What you have to do –
Search the data below for the word "LOWER" and copy each line that holds it.

[Dataset items]
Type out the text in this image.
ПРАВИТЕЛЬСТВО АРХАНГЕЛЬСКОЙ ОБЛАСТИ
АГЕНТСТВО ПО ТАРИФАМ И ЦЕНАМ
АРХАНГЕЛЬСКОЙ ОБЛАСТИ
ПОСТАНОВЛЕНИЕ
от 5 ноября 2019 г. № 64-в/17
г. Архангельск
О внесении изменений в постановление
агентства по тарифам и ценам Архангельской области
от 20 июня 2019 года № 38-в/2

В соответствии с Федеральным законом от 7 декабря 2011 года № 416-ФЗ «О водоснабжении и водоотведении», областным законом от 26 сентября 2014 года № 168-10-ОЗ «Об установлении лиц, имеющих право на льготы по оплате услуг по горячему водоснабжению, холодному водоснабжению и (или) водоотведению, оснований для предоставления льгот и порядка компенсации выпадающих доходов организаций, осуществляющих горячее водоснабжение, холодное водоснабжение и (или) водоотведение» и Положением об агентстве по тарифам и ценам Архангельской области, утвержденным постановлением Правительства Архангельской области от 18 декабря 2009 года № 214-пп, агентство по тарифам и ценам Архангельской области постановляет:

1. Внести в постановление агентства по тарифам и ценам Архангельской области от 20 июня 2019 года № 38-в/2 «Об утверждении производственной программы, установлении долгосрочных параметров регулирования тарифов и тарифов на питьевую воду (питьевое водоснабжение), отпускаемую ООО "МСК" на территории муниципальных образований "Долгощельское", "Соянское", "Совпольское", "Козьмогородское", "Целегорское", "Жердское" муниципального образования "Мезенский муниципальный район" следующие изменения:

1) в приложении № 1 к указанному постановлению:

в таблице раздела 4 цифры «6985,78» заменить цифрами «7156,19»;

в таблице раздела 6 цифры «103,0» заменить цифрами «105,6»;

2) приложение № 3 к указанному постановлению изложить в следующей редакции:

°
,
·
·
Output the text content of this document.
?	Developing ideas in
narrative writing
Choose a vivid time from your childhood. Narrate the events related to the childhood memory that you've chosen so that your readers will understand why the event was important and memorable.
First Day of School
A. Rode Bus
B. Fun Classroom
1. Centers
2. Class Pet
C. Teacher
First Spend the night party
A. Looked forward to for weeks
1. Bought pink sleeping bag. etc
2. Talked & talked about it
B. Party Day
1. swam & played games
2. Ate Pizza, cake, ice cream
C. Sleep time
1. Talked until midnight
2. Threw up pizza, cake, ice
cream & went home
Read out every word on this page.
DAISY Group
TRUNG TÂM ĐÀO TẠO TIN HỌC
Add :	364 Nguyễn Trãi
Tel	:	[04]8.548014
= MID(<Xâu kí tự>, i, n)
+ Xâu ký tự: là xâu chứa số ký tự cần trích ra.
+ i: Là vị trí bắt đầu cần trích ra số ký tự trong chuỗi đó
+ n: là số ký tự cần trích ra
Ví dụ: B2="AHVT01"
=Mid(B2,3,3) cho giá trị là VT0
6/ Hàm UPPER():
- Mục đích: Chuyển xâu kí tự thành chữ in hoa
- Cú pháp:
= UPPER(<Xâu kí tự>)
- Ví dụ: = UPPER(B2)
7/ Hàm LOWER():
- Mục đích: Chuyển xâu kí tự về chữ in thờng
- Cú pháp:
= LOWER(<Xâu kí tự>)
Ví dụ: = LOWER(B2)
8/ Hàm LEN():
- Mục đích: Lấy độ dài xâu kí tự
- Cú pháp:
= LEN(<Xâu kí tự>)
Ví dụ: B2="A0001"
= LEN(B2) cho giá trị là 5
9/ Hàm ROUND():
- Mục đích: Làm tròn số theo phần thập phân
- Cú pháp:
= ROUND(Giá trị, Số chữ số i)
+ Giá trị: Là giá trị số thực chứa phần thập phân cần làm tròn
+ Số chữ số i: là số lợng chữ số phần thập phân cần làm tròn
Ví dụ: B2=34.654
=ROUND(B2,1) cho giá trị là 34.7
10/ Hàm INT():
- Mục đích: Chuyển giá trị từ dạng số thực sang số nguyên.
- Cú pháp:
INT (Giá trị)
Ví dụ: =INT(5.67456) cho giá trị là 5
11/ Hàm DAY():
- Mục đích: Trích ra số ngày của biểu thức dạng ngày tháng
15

Result for this exercise –
7/ Hàm LOWER():
= LOWER(<Xâu kí tự>)
Ví dụ: = LOWER(B2)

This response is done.